* TASK REQUIREMENTS
Report how many lines of the following entries include the string "membros"; respond with the number alone.

-- START SOURCE MATERIAL --

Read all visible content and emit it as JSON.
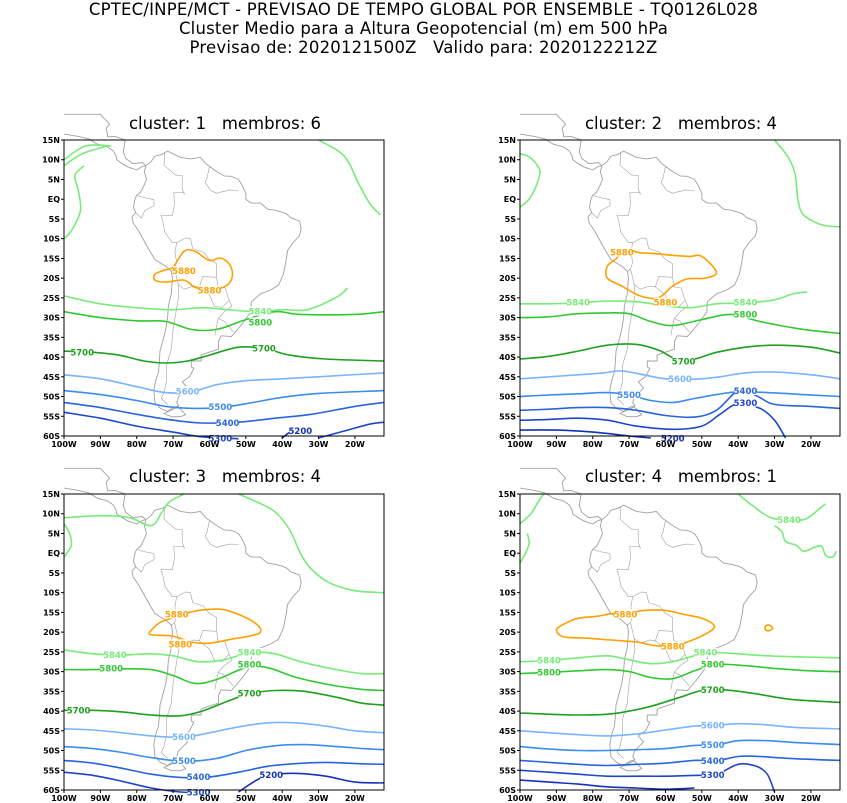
{
  "header": {
    "line1": "CPTEC/INPE/MCT - PREVISAO DE TEMPO GLOBAL POR ENSEMBLE - TQ0126L028",
    "line2": "Cluster Medio para a Altura Geopotencial (m) em 500 hPa",
    "line3": "Previsao de: 2020121500Z   Valido para: 2020122212Z"
  },
  "axes": {
    "lat_labels": [
      "15N",
      "10N",
      "5N",
      "EQ",
      "5S",
      "10S",
      "15S",
      "20S",
      "25S",
      "30S",
      "35S",
      "40S",
      "45S",
      "50S",
      "55S",
      "60S"
    ],
    "lon_labels": [
      "100W",
      "90W",
      "80W",
      "70W",
      "60W",
      "50W",
      "40W",
      "30W",
      "20W"
    ]
  },
  "colors": {
    "h5880": "#ffa000",
    "h5840": "#78eb78",
    "h5800": "#32c832",
    "h5700": "#1ea01e",
    "h5600": "#78b4ff",
    "h5500": "#3c8cf0",
    "h5400": "#2864dc",
    "h5300": "#1e46c8",
    "h5200": "#1432b4",
    "coast": "#a0a0a0"
  },
  "panels": [
    {
      "title": "cluster: 1   membros: 6",
      "labels": [
        {
          "text": "5880",
          "x": -67,
          "y": -18.2,
          "c": "h5880"
        },
        {
          "text": "5880",
          "x": -60,
          "y": -23.1,
          "c": "h5880"
        },
        {
          "text": "5840",
          "x": -46,
          "y": -28.5,
          "c": "h5840"
        },
        {
          "text": "5800",
          "x": -46,
          "y": -31.2,
          "c": "h5800"
        },
        {
          "text": "5700",
          "x": -95,
          "y": -38.8,
          "c": "h5700"
        },
        {
          "text": "5700",
          "x": -45,
          "y": -37.8,
          "c": "h5700"
        },
        {
          "text": "5600",
          "x": -66,
          "y": -48.7,
          "c": "h5600"
        },
        {
          "text": "5500",
          "x": -57,
          "y": -52.7,
          "c": "h5500"
        },
        {
          "text": "5400",
          "x": -55,
          "y": -56.7,
          "c": "h5400"
        },
        {
          "text": "5300",
          "x": -57,
          "y": -60.6,
          "c": "h5300"
        },
        {
          "text": "5200",
          "x": -35,
          "y": -58.7,
          "c": "h5200"
        }
      ]
    },
    {
      "title": "cluster: 2   membros: 4",
      "labels": [
        {
          "text": "5880",
          "x": -72,
          "y": -13.5,
          "c": "h5880"
        },
        {
          "text": "5880",
          "x": -60,
          "y": -26.2,
          "c": "h5880"
        },
        {
          "text": "5840",
          "x": -84,
          "y": -26.2,
          "c": "h5840"
        },
        {
          "text": "5840",
          "x": -38,
          "y": -26.2,
          "c": "h5840"
        },
        {
          "text": "5800",
          "x": -38,
          "y": -29.2,
          "c": "h5800"
        },
        {
          "text": "5700",
          "x": -55,
          "y": -41.1,
          "c": "h5700"
        },
        {
          "text": "5600",
          "x": -56,
          "y": -45.6,
          "c": "h5600"
        },
        {
          "text": "5500",
          "x": -70,
          "y": -49.6,
          "c": "h5500"
        },
        {
          "text": "5400",
          "x": -38,
          "y": -48.6,
          "c": "h5400"
        },
        {
          "text": "5300",
          "x": -38,
          "y": -51.6,
          "c": "h5300"
        },
        {
          "text": "5200",
          "x": -58,
          "y": -60.6,
          "c": "h5200"
        }
      ]
    },
    {
      "title": "cluster: 3   membros: 4",
      "labels": [
        {
          "text": "5880",
          "x": -69,
          "y": -15.5,
          "c": "h5880"
        },
        {
          "text": "5880",
          "x": -68,
          "y": -23.1,
          "c": "h5880"
        },
        {
          "text": "5840",
          "x": -86,
          "y": -25.8,
          "c": "h5840"
        },
        {
          "text": "5840",
          "x": -49,
          "y": -25.2,
          "c": "h5840"
        },
        {
          "text": "5800",
          "x": -87,
          "y": -29.2,
          "c": "h5800"
        },
        {
          "text": "5800",
          "x": -49,
          "y": -28.2,
          "c": "h5800"
        },
        {
          "text": "5700",
          "x": -96,
          "y": -39.8,
          "c": "h5700"
        },
        {
          "text": "5700",
          "x": -49,
          "y": -35.6,
          "c": "h5700"
        },
        {
          "text": "5600",
          "x": -67,
          "y": -46.6,
          "c": "h5600"
        },
        {
          "text": "5500",
          "x": -67,
          "y": -52.7,
          "c": "h5500"
        },
        {
          "text": "5400",
          "x": -63,
          "y": -56.7,
          "c": "h5400"
        },
        {
          "text": "5300",
          "x": -63,
          "y": -60.6,
          "c": "h5300"
        },
        {
          "text": "5200",
          "x": -43,
          "y": -56.2,
          "c": "h5200"
        }
      ]
    },
    {
      "title": "cluster: 4   membros: 1",
      "labels": [
        {
          "text": "5840",
          "x": -26,
          "y": 8.4,
          "c": "h5840"
        },
        {
          "text": "5880",
          "x": -71,
          "y": -15.5,
          "c": "h5880"
        },
        {
          "text": "5880",
          "x": -58,
          "y": -23.6,
          "c": "h5880"
        },
        {
          "text": "5840",
          "x": -92,
          "y": -27.2,
          "c": "h5840"
        },
        {
          "text": "5840",
          "x": -49,
          "y": -25.2,
          "c": "h5840"
        },
        {
          "text": "5800",
          "x": -92,
          "y": -30.2,
          "c": "h5800"
        },
        {
          "text": "5800",
          "x": -47,
          "y": -28.2,
          "c": "h5800"
        },
        {
          "text": "5700",
          "x": -47,
          "y": -34.6,
          "c": "h5700"
        },
        {
          "text": "5600",
          "x": -47,
          "y": -43.6,
          "c": "h5600"
        },
        {
          "text": "5500",
          "x": -47,
          "y": -48.6,
          "c": "h5500"
        },
        {
          "text": "5400",
          "x": -47,
          "y": -52.7,
          "c": "h5400"
        },
        {
          "text": "5300",
          "x": -47,
          "y": -56.2,
          "c": "h5300"
        }
      ]
    }
  ]
}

-- END SOURCE MATERIAL --

* EXERCISE ANSWER
4